TASK DIRECTIONS:
Arrange every line of the material as a numbered list, leaving out any blank lines.

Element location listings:
┄┄┄┄┄┄┄┄┄┄┄┄┄┄┄┄┄┄┄┄

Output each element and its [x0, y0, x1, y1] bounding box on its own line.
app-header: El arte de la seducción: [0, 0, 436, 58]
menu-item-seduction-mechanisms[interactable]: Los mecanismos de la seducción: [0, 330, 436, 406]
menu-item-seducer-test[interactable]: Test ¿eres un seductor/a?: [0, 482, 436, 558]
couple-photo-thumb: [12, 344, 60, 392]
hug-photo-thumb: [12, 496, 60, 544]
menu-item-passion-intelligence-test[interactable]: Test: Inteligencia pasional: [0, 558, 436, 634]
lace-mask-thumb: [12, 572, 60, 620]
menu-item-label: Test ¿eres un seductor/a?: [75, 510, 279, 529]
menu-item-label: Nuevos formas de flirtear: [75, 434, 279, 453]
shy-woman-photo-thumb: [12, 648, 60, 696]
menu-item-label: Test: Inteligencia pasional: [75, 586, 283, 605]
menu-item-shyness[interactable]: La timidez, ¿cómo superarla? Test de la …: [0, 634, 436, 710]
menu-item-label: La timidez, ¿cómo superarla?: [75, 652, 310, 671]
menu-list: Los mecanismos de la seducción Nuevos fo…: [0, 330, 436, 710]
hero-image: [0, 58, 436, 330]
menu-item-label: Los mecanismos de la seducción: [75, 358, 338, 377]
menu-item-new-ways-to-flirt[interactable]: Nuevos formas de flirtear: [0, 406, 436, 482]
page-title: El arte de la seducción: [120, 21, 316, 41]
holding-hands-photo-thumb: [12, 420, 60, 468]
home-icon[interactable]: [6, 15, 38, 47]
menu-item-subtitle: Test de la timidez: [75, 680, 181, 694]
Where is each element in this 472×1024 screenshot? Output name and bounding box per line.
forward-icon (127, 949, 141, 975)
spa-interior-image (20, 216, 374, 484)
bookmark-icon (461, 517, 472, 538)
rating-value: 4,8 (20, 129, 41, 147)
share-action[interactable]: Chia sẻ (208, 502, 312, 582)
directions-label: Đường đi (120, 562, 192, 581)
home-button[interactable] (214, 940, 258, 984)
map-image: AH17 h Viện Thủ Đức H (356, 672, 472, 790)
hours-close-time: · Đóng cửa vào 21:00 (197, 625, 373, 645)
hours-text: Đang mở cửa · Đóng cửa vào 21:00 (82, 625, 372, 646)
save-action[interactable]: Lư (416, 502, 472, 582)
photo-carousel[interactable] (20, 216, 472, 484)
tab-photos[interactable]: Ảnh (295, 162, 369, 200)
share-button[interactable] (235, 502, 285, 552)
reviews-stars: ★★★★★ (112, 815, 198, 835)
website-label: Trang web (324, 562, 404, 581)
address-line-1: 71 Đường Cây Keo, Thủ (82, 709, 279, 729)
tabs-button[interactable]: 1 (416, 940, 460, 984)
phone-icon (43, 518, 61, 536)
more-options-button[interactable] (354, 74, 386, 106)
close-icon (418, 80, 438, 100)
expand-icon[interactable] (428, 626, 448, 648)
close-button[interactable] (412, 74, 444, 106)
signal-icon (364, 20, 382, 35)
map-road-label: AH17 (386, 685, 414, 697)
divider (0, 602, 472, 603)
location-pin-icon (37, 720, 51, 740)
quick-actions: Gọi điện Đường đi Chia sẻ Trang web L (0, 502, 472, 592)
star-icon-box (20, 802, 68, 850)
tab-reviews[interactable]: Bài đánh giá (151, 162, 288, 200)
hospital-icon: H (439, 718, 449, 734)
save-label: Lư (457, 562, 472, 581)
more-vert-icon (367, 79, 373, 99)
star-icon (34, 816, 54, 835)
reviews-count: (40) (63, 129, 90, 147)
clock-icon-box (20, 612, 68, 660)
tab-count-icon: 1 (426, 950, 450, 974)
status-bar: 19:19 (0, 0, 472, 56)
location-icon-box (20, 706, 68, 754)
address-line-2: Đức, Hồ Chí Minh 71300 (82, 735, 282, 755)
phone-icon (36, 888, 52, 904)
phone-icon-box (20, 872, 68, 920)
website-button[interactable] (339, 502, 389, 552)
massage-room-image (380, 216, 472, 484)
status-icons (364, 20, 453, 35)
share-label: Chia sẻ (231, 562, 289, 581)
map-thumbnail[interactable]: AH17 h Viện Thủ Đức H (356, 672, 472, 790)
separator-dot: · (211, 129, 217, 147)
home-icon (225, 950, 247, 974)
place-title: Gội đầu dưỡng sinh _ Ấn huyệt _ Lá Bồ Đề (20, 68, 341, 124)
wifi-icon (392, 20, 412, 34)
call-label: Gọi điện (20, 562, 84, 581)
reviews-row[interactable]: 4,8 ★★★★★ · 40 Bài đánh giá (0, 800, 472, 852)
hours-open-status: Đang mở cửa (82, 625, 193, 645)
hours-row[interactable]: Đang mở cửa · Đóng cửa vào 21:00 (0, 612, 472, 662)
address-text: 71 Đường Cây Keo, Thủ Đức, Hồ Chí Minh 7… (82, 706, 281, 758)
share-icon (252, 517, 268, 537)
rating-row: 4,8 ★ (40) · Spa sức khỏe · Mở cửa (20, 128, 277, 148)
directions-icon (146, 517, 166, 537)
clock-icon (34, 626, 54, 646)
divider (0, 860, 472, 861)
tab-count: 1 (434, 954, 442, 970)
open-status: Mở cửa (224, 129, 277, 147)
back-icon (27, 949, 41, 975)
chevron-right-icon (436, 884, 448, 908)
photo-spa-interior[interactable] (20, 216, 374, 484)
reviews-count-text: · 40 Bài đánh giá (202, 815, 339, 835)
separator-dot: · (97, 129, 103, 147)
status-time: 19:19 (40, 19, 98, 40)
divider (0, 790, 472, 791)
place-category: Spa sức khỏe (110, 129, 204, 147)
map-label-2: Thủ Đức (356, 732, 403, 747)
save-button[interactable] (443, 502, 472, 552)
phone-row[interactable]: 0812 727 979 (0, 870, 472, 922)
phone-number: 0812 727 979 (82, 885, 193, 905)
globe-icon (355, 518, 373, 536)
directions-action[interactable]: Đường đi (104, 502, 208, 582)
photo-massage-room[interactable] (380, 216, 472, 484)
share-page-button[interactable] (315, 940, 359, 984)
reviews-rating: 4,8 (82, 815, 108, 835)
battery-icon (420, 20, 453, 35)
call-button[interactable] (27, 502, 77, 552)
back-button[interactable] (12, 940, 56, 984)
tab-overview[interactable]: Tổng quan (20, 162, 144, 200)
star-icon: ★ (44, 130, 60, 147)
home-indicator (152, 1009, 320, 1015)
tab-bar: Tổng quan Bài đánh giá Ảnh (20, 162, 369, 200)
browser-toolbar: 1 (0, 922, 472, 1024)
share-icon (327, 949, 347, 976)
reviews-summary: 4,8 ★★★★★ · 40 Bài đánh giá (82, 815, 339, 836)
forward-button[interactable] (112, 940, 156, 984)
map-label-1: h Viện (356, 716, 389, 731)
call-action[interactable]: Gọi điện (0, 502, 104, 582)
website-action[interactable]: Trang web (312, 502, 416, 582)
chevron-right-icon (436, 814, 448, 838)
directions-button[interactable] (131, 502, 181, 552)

┄┄┄┄┄┄┄┄┄┄┄┄┄┄┄┄┄┄┄┄

SOLUTION TO THIS EXERCISE:
1. Output each element and its [x0, y0, x1, y1] bounding box on its own line.
2. app-header: El arte de la seducción: [0, 0, 436, 58]
3. menu-item-seduction-mechanisms[interactable]: Los mecanismos de la seducción: [0, 330, 436, 406]
4. menu-item-seducer-test[interactable]: Test ¿eres un seductor/a?: [0, 482, 436, 558]
5. couple-photo-thumb: [12, 344, 60, 392]
6. hug-photo-thumb: [12, 496, 60, 544]
7. menu-item-passion-intelligence-test[interactable]: Test: Inteligencia pasional: [0, 558, 436, 634]
8. lace-mask-thumb: [12, 572, 60, 620]
9. menu-item-label: Test ¿eres un seductor/a?: [75, 510, 279, 529]
10. menu-item-label: Nuevos formas de flirtear: [75, 434, 279, 453]
11. shy-woman-photo-thumb: [12, 648, 60, 696]
12. menu-item-label: Test: Inteligencia pasional: [75, 586, 283, 605]
13. menu-item-shyness[interactable]: La timidez, ¿cómo superarla? Test de la …: [0, 634, 436, 710]
14. menu-item-label: La timidez, ¿cómo superarla?: [75, 652, 310, 671]
15. menu-list: Los mecanismos de la seducción Nuevos fo…: [0, 330, 436, 710]
16. hero-image: [0, 58, 436, 330]
17. menu-item-label: Los mecanismos de la seducción: [75, 358, 338, 377]
18. menu-item-new-ways-to-flirt[interactable]: Nuevos formas de flirtear: [0, 406, 436, 482]
19. page-title: El arte de la seducción: [120, 21, 316, 41]
20. holding-hands-photo-thumb: [12, 420, 60, 468]
21. home-icon[interactable]: [6, 15, 38, 47]
22. menu-item-subtitle: Test de la timidez: [75, 680, 181, 694]
23. Where is each element in this 472×1024 screenshot? Output name and bounding box per line.
24. forward-icon (127, 949, 141, 975)
25. spa-interior-image (20, 216, 374, 484)
26. bookmark-icon (461, 517, 472, 538)
27. rating-value: 4,8 (20, 129, 41, 147)
28. share-action[interactable]: Chia sẻ (208, 502, 312, 582)
29. directions-label: Đường đi (120, 562, 192, 581)
30. home-button[interactable] (214, 940, 258, 984)
31. map-image: AH17 h Viện Thủ Đức H (356, 672, 472, 790)
32. hours-close-time: · Đóng cửa vào 21:00 (197, 625, 373, 645)
33. hours-text: Đang mở cửa · Đóng cửa vào 21:00 (82, 625, 372, 646)
34. save-action[interactable]: Lư (416, 502, 472, 582)
35. photo-carousel[interactable] (20, 216, 472, 484)
36. tab-photos[interactable]: Ảnh (295, 162, 369, 200)
37. share-button[interactable] (235, 502, 285, 552)
38. reviews-stars: ★★★★★ (112, 815, 198, 835)
39. website-label: Trang web (324, 562, 404, 581)
40. address-line-1: 71 Đường Cây Keo, Thủ (82, 709, 279, 729)
41. tabs-button[interactable]: 1 (416, 940, 460, 984)
42. phone-icon (43, 518, 61, 536)
43. more-options-button[interactable] (354, 74, 386, 106)
44. close-icon (418, 80, 438, 100)
45. expand-icon[interactable] (428, 626, 448, 648)
46. close-button[interactable] (412, 74, 444, 106)
47. signal-icon (364, 20, 382, 35)
48. map-road-label: AH17 (386, 685, 414, 697)
49. divider (0, 602, 472, 603)
50. location-pin-icon (37, 720, 51, 740)
51. quick-actions: Gọi điện Đường đi Chia sẻ Trang web L (0, 502, 472, 592)
52. star-icon-box (20, 802, 68, 850)
53. tab-reviews[interactable]: Bài đánh giá (151, 162, 288, 200)
54. hospital-icon: H (439, 718, 449, 734)
55. save-label: Lư (457, 562, 472, 581)
56. more-vert-icon (367, 79, 373, 99)
57. star-icon (34, 816, 54, 835)
58. reviews-count: (40) (63, 129, 90, 147)
59. clock-icon-box (20, 612, 68, 660)
60. tab-count-icon: 1 (426, 950, 450, 974)
61. status-bar: 19:19 (0, 0, 472, 56)
62. location-icon-box (20, 706, 68, 754)
63. address-line-2: Đức, Hồ Chí Minh 71300 (82, 735, 282, 755)
64. phone-icon (36, 888, 52, 904)
65. phone-icon-box (20, 872, 68, 920)
66. website-button[interactable] (339, 502, 389, 552)
67. massage-room-image (380, 216, 472, 484)
68. status-icons (364, 20, 453, 35)
69. share-label: Chia sẻ (231, 562, 289, 581)
70. map-thumbnail[interactable]: AH17 h Viện Thủ Đức H (356, 672, 472, 790)
71. separator-dot: · (211, 129, 217, 147)
72. home-icon (225, 950, 247, 974)
73. place-title: Gội đầu dưỡng sinh _ Ấn huyệt _ Lá Bồ Đề (20, 68, 341, 124)
74. wifi-icon (392, 20, 412, 34)
75. call-label: Gọi điện (20, 562, 84, 581)
76. reviews-row[interactable]: 4,8 ★★★★★ · 40 Bài đánh giá (0, 800, 472, 852)
77. hours-open-status: Đang mở cửa (82, 625, 193, 645)
78. hours-row[interactable]: Đang mở cửa · Đóng cửa vào 21:00 (0, 612, 472, 662)
79. address-text: 71 Đường Cây Keo, Thủ Đức, Hồ Chí Minh 7… (82, 706, 281, 758)
80. share-icon (252, 517, 268, 537)
81. rating-row: 4,8 ★ (40) · Spa sức khỏe · Mở cửa (20, 128, 277, 148)
82. directions-icon (146, 517, 166, 537)
83. clock-icon (34, 626, 54, 646)
84. divider (0, 860, 472, 861)
85. tab-count: 1 (434, 954, 442, 970)
86. open-status: Mở cửa (224, 129, 277, 147)
87. back-icon (27, 949, 41, 975)
88. chevron-right-icon (436, 884, 448, 908)
89. photo-spa-interior[interactable] (20, 216, 374, 484)
90. reviews-count-text: · 40 Bài đánh giá (202, 815, 339, 835)
91. separator-dot: · (97, 129, 103, 147)
92. status-time: 19:19 (40, 19, 98, 40)
93. divider (0, 790, 472, 791)
94. place-category: Spa sức khỏe (110, 129, 204, 147)
95. map-label-2: Thủ Đức (356, 732, 403, 747)
96. save-button[interactable] (443, 502, 472, 552)
97. phone-row[interactable]: 0812 727 979 (0, 870, 472, 922)
98. phone-number: 0812 727 979 (82, 885, 193, 905)
99. globe-icon (355, 518, 373, 536)
100. directions-action[interactable]: Đường đi (104, 502, 208, 582)
101. photo-massage-room[interactable] (380, 216, 472, 484)
102. share-page-button[interactable] (315, 940, 359, 984)
103. reviews-rating: 4,8 (82, 815, 108, 835)
104. battery-icon (420, 20, 453, 35)
105. call-button[interactable] (27, 502, 77, 552)
106. back-button[interactable] (12, 940, 56, 984)
107. tab-overview[interactable]: Tổng quan (20, 162, 144, 200)
108. star-icon: ★ (44, 130, 60, 147)
109. home-indicator (152, 1009, 320, 1015)
110. tab-bar: Tổng quan Bài đánh giá Ảnh (20, 162, 369, 200)
111. browser-toolbar: 1 (0, 922, 472, 1024)
112. share-icon (327, 949, 347, 976)
113. reviews-summary: 4,8 ★★★★★ · 40 Bài đánh giá (82, 815, 339, 836)
114. forward-button[interactable] (112, 940, 156, 984)
115. map-label-1: h Viện (356, 716, 389, 731)
116. call-action[interactable]: Gọi điện (0, 502, 104, 582)
117. website-action[interactable]: Trang web (312, 502, 416, 582)
118. chevron-right-icon (436, 814, 448, 838)
119. directions-button[interactable] (131, 502, 181, 552)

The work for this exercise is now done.